▸ **Problem requirements**
Below are some entries. Output each one exactly as it appears.

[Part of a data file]
╭──

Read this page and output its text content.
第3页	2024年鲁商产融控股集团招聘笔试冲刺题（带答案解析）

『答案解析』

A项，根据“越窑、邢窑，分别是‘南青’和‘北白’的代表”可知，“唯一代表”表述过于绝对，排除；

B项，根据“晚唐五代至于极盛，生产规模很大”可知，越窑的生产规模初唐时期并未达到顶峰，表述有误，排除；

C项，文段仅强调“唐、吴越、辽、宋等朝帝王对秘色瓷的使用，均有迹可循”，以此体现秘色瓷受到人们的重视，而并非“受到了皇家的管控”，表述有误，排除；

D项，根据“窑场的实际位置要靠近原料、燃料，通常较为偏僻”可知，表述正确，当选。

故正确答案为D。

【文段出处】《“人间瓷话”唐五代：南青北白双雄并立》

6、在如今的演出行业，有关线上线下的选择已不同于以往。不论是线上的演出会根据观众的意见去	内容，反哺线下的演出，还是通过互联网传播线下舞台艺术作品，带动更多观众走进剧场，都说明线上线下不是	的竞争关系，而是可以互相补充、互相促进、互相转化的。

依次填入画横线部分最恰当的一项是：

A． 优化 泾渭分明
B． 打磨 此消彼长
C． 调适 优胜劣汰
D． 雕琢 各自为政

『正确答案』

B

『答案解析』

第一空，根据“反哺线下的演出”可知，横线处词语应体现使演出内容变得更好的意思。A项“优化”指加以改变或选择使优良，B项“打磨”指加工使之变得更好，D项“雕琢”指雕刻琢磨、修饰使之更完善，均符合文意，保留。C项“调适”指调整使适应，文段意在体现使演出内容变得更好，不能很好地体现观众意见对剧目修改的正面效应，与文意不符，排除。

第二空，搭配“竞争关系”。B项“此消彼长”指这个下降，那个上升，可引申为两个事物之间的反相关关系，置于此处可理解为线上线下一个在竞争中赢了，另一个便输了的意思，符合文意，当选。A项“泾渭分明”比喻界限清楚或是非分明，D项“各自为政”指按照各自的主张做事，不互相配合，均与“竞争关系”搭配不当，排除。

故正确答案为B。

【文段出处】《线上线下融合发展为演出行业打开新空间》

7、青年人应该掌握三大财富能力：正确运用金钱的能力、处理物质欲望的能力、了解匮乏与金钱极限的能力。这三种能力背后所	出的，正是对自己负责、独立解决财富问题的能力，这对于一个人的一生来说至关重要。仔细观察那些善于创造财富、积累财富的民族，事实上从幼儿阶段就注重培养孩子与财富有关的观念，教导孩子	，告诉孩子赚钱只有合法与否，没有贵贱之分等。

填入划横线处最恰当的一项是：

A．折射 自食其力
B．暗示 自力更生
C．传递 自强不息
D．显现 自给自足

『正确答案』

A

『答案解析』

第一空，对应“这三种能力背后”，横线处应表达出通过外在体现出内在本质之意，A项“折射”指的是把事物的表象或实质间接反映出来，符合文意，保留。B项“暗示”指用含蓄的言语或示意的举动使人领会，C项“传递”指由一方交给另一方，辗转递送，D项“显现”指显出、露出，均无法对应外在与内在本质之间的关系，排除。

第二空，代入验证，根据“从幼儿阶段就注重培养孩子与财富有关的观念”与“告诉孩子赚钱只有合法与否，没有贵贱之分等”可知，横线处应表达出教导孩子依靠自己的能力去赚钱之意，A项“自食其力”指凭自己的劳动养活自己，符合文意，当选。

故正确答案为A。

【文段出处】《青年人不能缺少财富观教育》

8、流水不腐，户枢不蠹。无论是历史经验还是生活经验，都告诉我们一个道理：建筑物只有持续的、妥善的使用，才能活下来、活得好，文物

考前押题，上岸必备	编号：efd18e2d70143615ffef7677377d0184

╰──

▸ **Task solution**
Read this page and output its text content.
第3页	2024年鲁商产融控股集团招聘笔试冲刺题（带答案解析）

『答案解析』

A项，根据“越窑、邢窑，分别是‘南青’和‘北白’的代表”可知，“唯一代表”表述过于绝对，排除；

B项，根据“晚唐五代至于极盛，生产规模很大”可知，越窑的生产规模初唐时期并未达到顶峰，表述有误，排除；

C项，文段仅强调“唐、吴越、辽、宋等朝帝王对秘色瓷的使用，均有迹可循”，以此体现秘色瓷受到人们的重视，而并非“受到了皇家的管控”，表述有误，排除；

D项，根据“窑场的实际位置要靠近原料、燃料，通常较为偏僻”可知，表述正确，当选。

故正确答案为D。

【文段出处】《“人间瓷话”唐五代：南青北白双雄并立》

6、在如今的演出行业，有关线上线下的选择已不同于以往。不论是线上的演出会根据观众的意见去	内容，反哺线下的演出，还是通过互联网传播线下舞台艺术作品，带动更多观众走进剧场，都说明线上线下不是	的竞争关系，而是可以互相补充、互相促进、互相转化的。

依次填入画横线部分最恰当的一项是：

A． 优化 泾渭分明
B． 打磨 此消彼长
C． 调适 优胜劣汰
D． 雕琢 各自为政

『正确答案』

B

『答案解析』

第一空，根据“反哺线下的演出”可知，横线处词语应体现使演出内容变得更好的意思。A项“优化”指加以改变或选择使优良，B项“打磨”指加工使之变得更好，D项“雕琢”指雕刻琢磨、修饰使之更完善，均符合文意，保留。C项“调适”指调整使适应，文段意在体现使演出内容变得更好，不能很好地体现观众意见对剧目修改的正面效应，与文意不符，排除。

第二空，搭配“竞争关系”。B项“此消彼长”指这个下降，那个上升，可引申为两个事物之间的反相关关系，置于此处可理解为线上线下一个在竞争中赢了，另一个便输了的意思，符合文意，当选。A项“泾渭分明”比喻界限清楚或是非分明，D项“各自为政”指按照各自的主张做事，不互相配合，均与“竞争关系”搭配不当，排除。

故正确答案为B。

【文段出处】《线上线下融合发展为演出行业打开新空间》

7、青年人应该掌握三大财富能力：正确运用金钱的能力、处理物质欲望的能力、了解匮乏与金钱极限的能力。这三种能力背后所	出的，正是对自己负责、独立解决财富问题的能力，这对于一个人的一生来说至关重要。仔细观察那些善于创造财富、积累财富的民族，事实上从幼儿阶段就注重培养孩子与财富有关的观念，教导孩子	，告诉孩子赚钱只有合法与否，没有贵贱之分等。

填入划横线处最恰当的一项是：

A．折射 自食其力
B．暗示 自力更生
C．传递 自强不息
D．显现 自给自足

『正确答案』

A

『答案解析』

第一空，对应“这三种能力背后”，横线处应表达出通过外在体现出内在本质之意，A项“折射”指的是把事物的表象或实质间接反映出来，符合文意，保留。B项“暗示”指用含蓄的言语或示意的举动使人领会，C项“传递”指由一方交给另一方，辗转递送，D项“显现”指显出、露出，均无法对应外在与内在本质之间的关系，排除。

第二空，代入验证，根据“从幼儿阶段就注重培养孩子与财富有关的观念”与“告诉孩子赚钱只有合法与否，没有贵贱之分等”可知，横线处应表达出教导孩子依靠自己的能力去赚钱之意，A项“自食其力”指凭自己的劳动养活自己，符合文意，当选。

故正确答案为A。

【文段出处】《青年人不能缺少财富观教育》

8、流水不腐，户枢不蠹。无论是历史经验还是生活经验，都告诉我们一个道理：建筑物只有持续的、妥善的使用，才能活下来、活得好，文物

考前押题，上岸必备	编号：efd18e2d70143615ffef7677377d0184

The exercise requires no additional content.